- [Given task]:
Each line of the material must be returned exactly.

- [Material provided]:

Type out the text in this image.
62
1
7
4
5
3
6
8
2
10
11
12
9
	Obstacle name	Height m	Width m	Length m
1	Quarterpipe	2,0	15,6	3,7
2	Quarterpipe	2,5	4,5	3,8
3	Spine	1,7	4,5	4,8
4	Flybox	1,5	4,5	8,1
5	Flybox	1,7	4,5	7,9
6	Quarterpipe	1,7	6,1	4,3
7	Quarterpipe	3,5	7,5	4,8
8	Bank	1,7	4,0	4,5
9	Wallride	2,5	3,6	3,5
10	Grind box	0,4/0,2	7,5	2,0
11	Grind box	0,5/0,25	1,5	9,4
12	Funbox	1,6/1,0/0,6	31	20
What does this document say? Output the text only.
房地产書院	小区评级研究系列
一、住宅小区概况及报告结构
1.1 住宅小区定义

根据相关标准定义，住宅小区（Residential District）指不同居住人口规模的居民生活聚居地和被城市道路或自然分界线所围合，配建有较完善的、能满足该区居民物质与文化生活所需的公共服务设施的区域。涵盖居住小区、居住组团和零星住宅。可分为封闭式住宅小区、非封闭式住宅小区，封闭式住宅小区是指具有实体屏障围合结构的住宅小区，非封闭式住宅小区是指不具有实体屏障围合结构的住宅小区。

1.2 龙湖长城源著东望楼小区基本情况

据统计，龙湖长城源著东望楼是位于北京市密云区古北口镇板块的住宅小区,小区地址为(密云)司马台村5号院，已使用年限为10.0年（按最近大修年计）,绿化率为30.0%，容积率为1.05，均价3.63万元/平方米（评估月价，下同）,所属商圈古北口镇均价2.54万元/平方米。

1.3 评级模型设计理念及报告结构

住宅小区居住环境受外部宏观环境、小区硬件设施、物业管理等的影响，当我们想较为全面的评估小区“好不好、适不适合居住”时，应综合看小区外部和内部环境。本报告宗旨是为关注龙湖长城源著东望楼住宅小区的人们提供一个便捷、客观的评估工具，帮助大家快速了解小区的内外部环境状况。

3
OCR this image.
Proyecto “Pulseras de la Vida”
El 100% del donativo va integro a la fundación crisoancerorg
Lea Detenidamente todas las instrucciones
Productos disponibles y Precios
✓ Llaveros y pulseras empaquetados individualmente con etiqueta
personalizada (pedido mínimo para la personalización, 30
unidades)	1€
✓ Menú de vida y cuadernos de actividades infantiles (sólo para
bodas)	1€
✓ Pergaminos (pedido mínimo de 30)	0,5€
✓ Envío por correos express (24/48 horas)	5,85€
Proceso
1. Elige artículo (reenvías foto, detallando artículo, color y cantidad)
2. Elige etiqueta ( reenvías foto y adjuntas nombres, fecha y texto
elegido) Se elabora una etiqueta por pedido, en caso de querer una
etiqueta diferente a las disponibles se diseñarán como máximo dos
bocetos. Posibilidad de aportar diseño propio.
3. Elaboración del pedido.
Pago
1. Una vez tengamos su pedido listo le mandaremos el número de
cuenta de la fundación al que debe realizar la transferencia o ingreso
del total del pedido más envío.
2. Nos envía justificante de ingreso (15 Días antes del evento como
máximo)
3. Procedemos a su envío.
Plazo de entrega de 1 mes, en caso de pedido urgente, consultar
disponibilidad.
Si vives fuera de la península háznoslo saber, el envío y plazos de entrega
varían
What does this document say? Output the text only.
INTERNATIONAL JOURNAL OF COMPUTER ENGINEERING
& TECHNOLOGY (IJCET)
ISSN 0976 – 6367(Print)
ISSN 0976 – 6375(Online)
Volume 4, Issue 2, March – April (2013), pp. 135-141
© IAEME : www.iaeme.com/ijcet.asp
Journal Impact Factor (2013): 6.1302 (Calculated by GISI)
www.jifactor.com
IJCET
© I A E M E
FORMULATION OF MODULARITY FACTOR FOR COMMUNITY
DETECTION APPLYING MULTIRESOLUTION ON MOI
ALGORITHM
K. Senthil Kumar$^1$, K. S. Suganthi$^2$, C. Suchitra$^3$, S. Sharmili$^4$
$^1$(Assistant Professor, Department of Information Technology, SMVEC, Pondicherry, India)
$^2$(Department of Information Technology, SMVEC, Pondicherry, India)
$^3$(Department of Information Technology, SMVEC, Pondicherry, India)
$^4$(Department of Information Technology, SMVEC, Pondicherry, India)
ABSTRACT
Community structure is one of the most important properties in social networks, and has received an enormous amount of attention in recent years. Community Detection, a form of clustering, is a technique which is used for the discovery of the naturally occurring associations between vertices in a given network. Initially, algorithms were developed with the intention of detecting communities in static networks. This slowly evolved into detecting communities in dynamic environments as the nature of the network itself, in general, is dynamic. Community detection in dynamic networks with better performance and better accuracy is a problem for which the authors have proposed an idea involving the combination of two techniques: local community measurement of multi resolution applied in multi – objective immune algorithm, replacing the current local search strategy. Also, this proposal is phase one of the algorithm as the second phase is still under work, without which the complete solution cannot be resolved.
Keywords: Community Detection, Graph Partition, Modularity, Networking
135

- [Output below]:
Type out the text in this image.
62
1
7
4
5
3
6
8
2
10
11
12
9
	Obstacle name	Height m	Width m	Length m
1	Quarterpipe	2,0	15,6	3,7
2	Quarterpipe	2,5	4,5	3,8
3	Spine	1,7	4,5	4,8
4	Flybox	1,5	4,5	8,1
5	Flybox	1,7	4,5	7,9
6	Quarterpipe	1,7	6,1	4,3
7	Quarterpipe	3,5	7,5	4,8
8	Bank	1,7	4,0	4,5
9	Wallride	2,5	3,6	3,5
10	Grind box	0,4/0,2	7,5	2,0
11	Grind box	0,5/0,25	1,5	9,4
12	Funbox	1,6/1,0/0,6	31	20
What does this document say? Output the text only.
房地产書院	小区评级研究系列
一、住宅小区概况及报告结构
1.1 住宅小区定义

根据相关标准定义，住宅小区（Residential District）指不同居住人口规模的居民生活聚居地和被城市道路或自然分界线所围合，配建有较完善的、能满足该区居民物质与文化生活所需的公共服务设施的区域。涵盖居住小区、居住组团和零星住宅。可分为封闭式住宅小区、非封闭式住宅小区，封闭式住宅小区是指具有实体屏障围合结构的住宅小区，非封闭式住宅小区是指不具有实体屏障围合结构的住宅小区。

1.2 龙湖长城源著东望楼小区基本情况

据统计，龙湖长城源著东望楼是位于北京市密云区古北口镇板块的住宅小区,小区地址为(密云)司马台村5号院，已使用年限为10.0年（按最近大修年计）,绿化率为30.0%，容积率为1.05，均价3.63万元/平方米（评估月价，下同）,所属商圈古北口镇均价2.54万元/平方米。

1.3 评级模型设计理念及报告结构

住宅小区居住环境受外部宏观环境、小区硬件设施、物业管理等的影响，当我们想较为全面的评估小区“好不好、适不适合居住”时，应综合看小区外部和内部环境。本报告宗旨是为关注龙湖长城源著东望楼住宅小区的人们提供一个便捷、客观的评估工具，帮助大家快速了解小区的内外部环境状况。

3
OCR this image.
Proyecto “Pulseras de la Vida”
El 100% del donativo va integro a la fundación crisoancerorg
Lea Detenidamente todas las instrucciones
Productos disponibles y Precios
✓ Llaveros y pulseras empaquetados individualmente con etiqueta
personalizada (pedido mínimo para la personalización, 30
unidades)	1€
✓ Menú de vida y cuadernos de actividades infantiles (sólo para
bodas)	1€
✓ Pergaminos (pedido mínimo de 30)	0,5€
✓ Envío por correos express (24/48 horas)	5,85€
Proceso
1. Elige artículo (reenvías foto, detallando artículo, color y cantidad)
2. Elige etiqueta ( reenvías foto y adjuntas nombres, fecha y texto
elegido) Se elabora una etiqueta por pedido, en caso de querer una
etiqueta diferente a las disponibles se diseñarán como máximo dos
bocetos. Posibilidad de aportar diseño propio.
3. Elaboración del pedido.
Pago
1. Una vez tengamos su pedido listo le mandaremos el número de
cuenta de la fundación al que debe realizar la transferencia o ingreso
del total del pedido más envío.
2. Nos envía justificante de ingreso (15 Días antes del evento como
máximo)
3. Procedemos a su envío.
Plazo de entrega de 1 mes, en caso de pedido urgente, consultar
disponibilidad.
Si vives fuera de la península háznoslo saber, el envío y plazos de entrega
varían
What does this document say? Output the text only.
INTERNATIONAL JOURNAL OF COMPUTER ENGINEERING
& TECHNOLOGY (IJCET)
ISSN 0976 – 6367(Print)
ISSN 0976 – 6375(Online)
Volume 4, Issue 2, March – April (2013), pp. 135-141
© IAEME : www.iaeme.com/ijcet.asp
Journal Impact Factor (2013): 6.1302 (Calculated by GISI)
www.jifactor.com
IJCET
© I A E M E
FORMULATION OF MODULARITY FACTOR FOR COMMUNITY
DETECTION APPLYING MULTIRESOLUTION ON MOI
ALGORITHM
K. Senthil Kumar$^1$, K. S. Suganthi$^2$, C. Suchitra$^3$, S. Sharmili$^4$
$^1$(Assistant Professor, Department of Information Technology, SMVEC, Pondicherry, India)
$^2$(Department of Information Technology, SMVEC, Pondicherry, India)
$^3$(Department of Information Technology, SMVEC, Pondicherry, India)
$^4$(Department of Information Technology, SMVEC, Pondicherry, India)
ABSTRACT
Community structure is one of the most important properties in social networks, and has received an enormous amount of attention in recent years. Community Detection, a form of clustering, is a technique which is used for the discovery of the naturally occurring associations between vertices in a given network. Initially, algorithms were developed with the intention of detecting communities in static networks. This slowly evolved into detecting communities in dynamic environments as the nature of the network itself, in general, is dynamic. Community detection in dynamic networks with better performance and better accuracy is a problem for which the authors have proposed an idea involving the combination of two techniques: local community measurement of multi resolution applied in multi – objective immune algorithm, replacing the current local search strategy. Also, this proposal is phase one of the algorithm as the second phase is still under work, without which the complete solution cannot be resolved.
Keywords: Community Detection, Graph Partition, Modularity, Networking
135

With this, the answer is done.